Copy out every line of the listing below word for word, leaving out the pictures.

● **Records for the exercise**
......
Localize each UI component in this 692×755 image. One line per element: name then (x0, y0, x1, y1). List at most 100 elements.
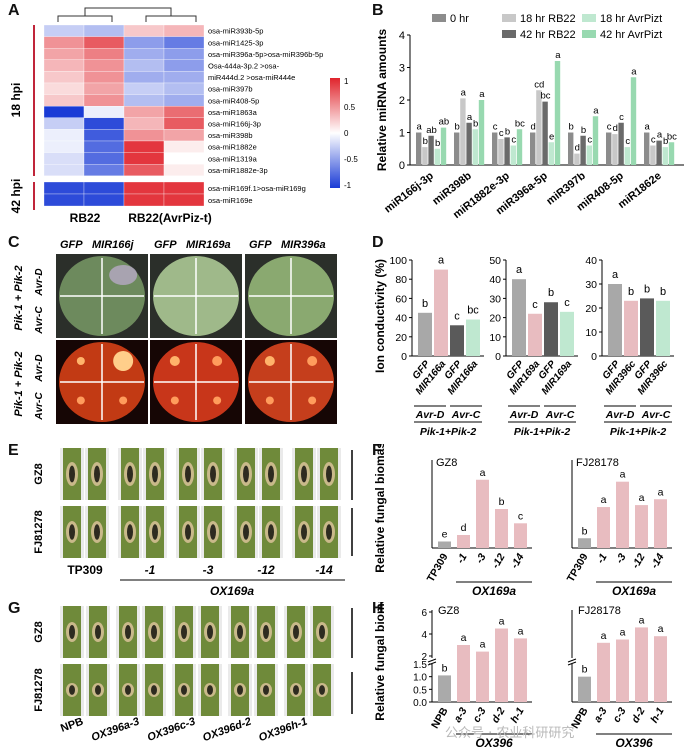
significance-letter: e (549, 131, 554, 142)
bar (586, 145, 592, 165)
significance-letter: b (435, 138, 440, 149)
lesion (125, 625, 131, 639)
group-label-avr-d: Avr-D (605, 409, 635, 421)
group-label-avr-c: Avr-C (451, 409, 481, 421)
bar (608, 284, 622, 356)
y-axis-title-line1: Relative fungal biomass (373, 444, 387, 573)
heat-cell (83, 140, 125, 153)
significance-letter: bc (667, 131, 677, 142)
heat-cell (83, 94, 125, 107)
y-tick-label: 1 (399, 128, 405, 140)
lesion (181, 625, 187, 639)
x-tick-label: c-3 (611, 705, 629, 724)
heat-cell (163, 164, 205, 176)
heat-row-label: osa-miR169e (208, 196, 253, 205)
heat-cell (123, 48, 165, 60)
infiltration-spot (264, 356, 275, 366)
legend-swatch (502, 30, 516, 38)
construct-label: Pik-1+Pik-2 (420, 426, 476, 438)
genotype-label: -1 (145, 563, 156, 577)
heat-cell (163, 71, 205, 84)
x-tick-label: -12 (490, 551, 508, 570)
heat-cell (83, 117, 125, 130)
heat-row-label: miR444d.2 >osa-miR444e (208, 73, 295, 82)
y-tick-label: 0.0 (413, 698, 427, 709)
significance-letter: a (416, 122, 422, 133)
significance-letter: c (619, 112, 624, 123)
bar (528, 313, 542, 356)
heat-cell (43, 129, 85, 142)
bar (492, 132, 498, 165)
heat-cell (83, 36, 125, 49)
bar (457, 535, 470, 548)
y-tick-label: 20 (585, 303, 597, 315)
significance-letter: b (423, 136, 428, 147)
significance-letter: a (593, 105, 599, 116)
genotype-label: -3 (203, 563, 214, 577)
heat-row-label: osa-miR1425-3p (208, 38, 263, 47)
lesion (268, 465, 274, 483)
significance-letter: b (660, 286, 666, 298)
lesion (207, 685, 213, 695)
legend-label: 42 hr AvrPizt (600, 29, 662, 41)
lesion (95, 625, 101, 639)
heat-cell (43, 24, 85, 37)
lesion (69, 625, 75, 639)
y-tick-label: 80 (395, 274, 407, 286)
lesion (301, 524, 307, 540)
x-tick-label: miR166j-3p (382, 170, 436, 216)
x-tick-label: d-2 (629, 705, 647, 725)
sample-rb22-avr: RB22(AvrPiz-t) (128, 211, 212, 225)
panel-label-h: H (372, 600, 384, 617)
genotype-label: OX396h-1 (257, 716, 309, 745)
heat-cell (83, 164, 125, 176)
group-label-avr-d: Avr-D (415, 409, 445, 421)
lesion (95, 685, 101, 695)
heat-cell (83, 129, 125, 142)
bar (438, 541, 451, 548)
infiltration-spot (212, 356, 223, 366)
bar (662, 147, 668, 165)
heat-cell (123, 36, 165, 49)
x-tick-label: -3 (614, 551, 629, 565)
y-tick-label: 6 (421, 608, 427, 619)
bar (635, 627, 648, 702)
genotype-label: NPB (59, 716, 85, 735)
bar (612, 134, 618, 165)
infiltration-spot (76, 357, 85, 365)
infiltration-spot (113, 351, 134, 371)
heat-cell (83, 82, 125, 95)
heat-cell (163, 129, 205, 142)
significance-letter: a (658, 486, 664, 498)
bar (530, 132, 536, 165)
heat-row-label: osa-miR397b (208, 85, 253, 94)
significance-letter: b (568, 122, 573, 133)
bar (438, 675, 451, 702)
heat-cell (43, 152, 85, 165)
bar (472, 129, 478, 165)
group-label: OX396 (475, 736, 513, 750)
significance-letter: a (601, 630, 607, 642)
lesion (263, 685, 269, 695)
bar (568, 132, 574, 165)
heat-cell (123, 152, 165, 165)
lesion (210, 465, 216, 483)
heat-cell (43, 94, 85, 107)
heat-cell (43, 164, 85, 176)
y-tick-label: 2 (399, 95, 405, 107)
y-axis-title: Relative miRNA amounts (375, 29, 389, 172)
infiltration-spot (307, 356, 318, 366)
legend-swatch (432, 14, 446, 22)
group-label-avr-d: Avr-D (509, 409, 539, 421)
significance-letter: a (480, 639, 486, 651)
group-label: OX169a (612, 584, 656, 598)
heat-cell (163, 181, 205, 195)
bar (476, 479, 489, 548)
significance-letter: bc (467, 305, 479, 317)
bar (495, 509, 508, 548)
significance-letter: bc (515, 118, 525, 129)
heat-cell (123, 82, 165, 95)
significance-letter: a (461, 87, 467, 98)
genotype-label: -12 (257, 563, 275, 577)
heat-cell (83, 71, 125, 84)
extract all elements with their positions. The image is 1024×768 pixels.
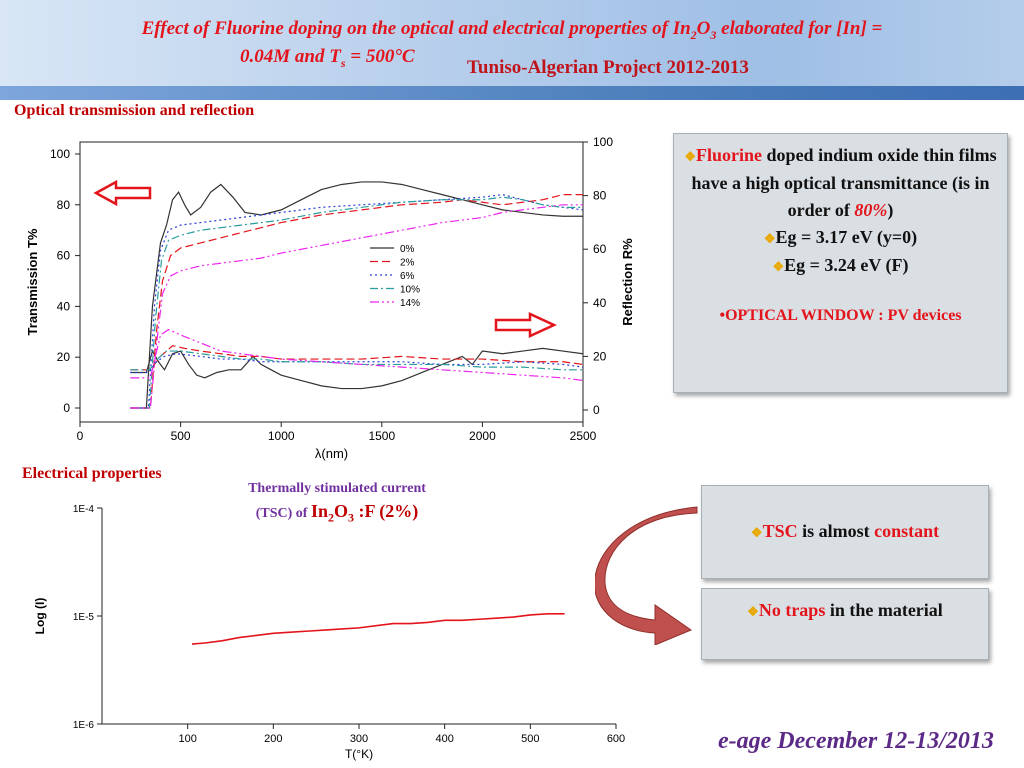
......
● **Result for this task**
Localize each UI component in this 692×755 image. One line per element: name then (x0, y0, x1, y1). List at most 100 elements.
significance-letter: e (549, 131, 554, 142)
bar (586, 145, 592, 165)
significance-letter: b (435, 138, 440, 149)
lesion (125, 625, 131, 639)
group-label-avr-d: Avr-D (605, 409, 635, 421)
group-label-avr-c: Avr-C (451, 409, 481, 421)
bar (608, 284, 622, 356)
y-axis-title-line1: Relative fungal biomass (373, 444, 387, 573)
heat-cell (83, 140, 125, 153)
significance-letter: bc (667, 131, 677, 142)
heat-cell (83, 94, 125, 107)
y-tick-label: 1 (399, 128, 405, 140)
lesion (181, 625, 187, 639)
x-tick-label: c-3 (611, 705, 629, 724)
heat-cell (163, 164, 205, 176)
heat-row-label: osa-miR169e (208, 196, 253, 205)
heat-cell (123, 48, 165, 60)
infiltration-spot (264, 356, 275, 366)
legend-swatch (502, 30, 516, 38)
construct-label: Pik-1+Pik-2 (420, 426, 476, 438)
genotype-label: -1 (145, 563, 156, 577)
heat-cell (163, 71, 205, 84)
x-tick-label: -12 (490, 551, 508, 570)
heat-cell (83, 117, 125, 130)
heat-row-label: miR444d.2 >osa-miR444e (208, 73, 295, 82)
y-tick-label: 0.0 (413, 698, 427, 709)
significance-letter: a (416, 122, 422, 133)
significance-letter: c (619, 112, 624, 123)
bar (528, 313, 542, 356)
heat-cell (43, 129, 85, 142)
bar (492, 132, 498, 165)
heat-cell (83, 36, 125, 49)
bar (457, 535, 470, 548)
y-tick-label: 20 (585, 303, 597, 315)
significance-letter: b (423, 136, 428, 147)
significance-letter: a (593, 105, 599, 116)
genotype-label: -3 (203, 563, 214, 577)
heat-row-label: osa-miR1425-3p (208, 38, 263, 47)
lesion (268, 465, 274, 483)
significance-letter: b (660, 286, 666, 298)
lesion (207, 685, 213, 695)
legend-label: 42 hr AvrPizt (600, 29, 662, 41)
lesion (95, 625, 101, 639)
heat-cell (43, 24, 85, 37)
lesion (69, 625, 75, 639)
y-tick-label: 80 (395, 274, 407, 286)
lesion (301, 524, 307, 540)
x-tick-label: miR166j-3p (382, 170, 436, 216)
x-tick-label: d-2 (629, 705, 647, 725)
sample-rb22-avr: RB22(AvrPiz-t) (128, 211, 212, 225)
panel-label-h: H (372, 600, 384, 617)
genotype-label: OX396h-1 (257, 716, 309, 745)
heat-cell (83, 164, 125, 176)
group-label-avr-d: Avr-D (415, 409, 445, 421)
lesion (95, 685, 101, 695)
heat-cell (83, 129, 125, 142)
bar (438, 541, 451, 548)
infiltration-spot (212, 356, 223, 366)
bar (662, 147, 668, 165)
heat-cell (123, 36, 165, 49)
x-tick-label: -3 (614, 551, 629, 565)
y-tick-label: 6 (421, 608, 427, 619)
bar (635, 627, 648, 702)
genotype-label: NPB (59, 716, 85, 735)
bar (612, 134, 618, 165)
infiltration-spot (76, 357, 85, 365)
infiltration-spot (113, 351, 134, 371)
heat-cell (83, 82, 125, 95)
heat-cell (163, 129, 205, 142)
significance-letter: a (658, 486, 664, 498)
bar (530, 132, 536, 165)
heat-row-label: osa-miR397b (208, 85, 253, 94)
significance-letter: b (568, 122, 573, 133)
bar (438, 675, 451, 702)
heat-cell (43, 152, 85, 165)
bar (472, 129, 478, 165)
group-label: OX396 (475, 736, 513, 750)
significance-letter: a (601, 630, 607, 642)
lesion (263, 685, 269, 695)
bar (568, 132, 574, 165)
heat-cell (123, 152, 165, 165)
lesion (210, 465, 216, 483)
heat-cell (43, 94, 85, 107)
heat-cell (43, 164, 85, 176)
y-tick-label: 2 (399, 95, 405, 107)
y-axis-title: Relative miRNA amounts (375, 29, 389, 172)
infiltration-spot (307, 356, 318, 366)
legend-swatch (432, 14, 446, 22)
group-label-avr-d: Avr-D (509, 409, 539, 421)
significance-letter: a (480, 639, 486, 651)
group-label: OX169a (612, 584, 656, 598)
heat-cell (163, 181, 205, 195)
bar (476, 479, 489, 548)
significance-letter: bc (467, 305, 479, 317)
bar (495, 509, 508, 548)
significance-letter: bc (515, 118, 525, 129)
heat-cell (123, 82, 165, 95)
significance-letter: a (461, 87, 467, 98)
genotype-label: -12 (257, 563, 275, 577)
heat-cell (83, 71, 125, 84)
extract all elements with their positions. The image is 1024×768 pixels.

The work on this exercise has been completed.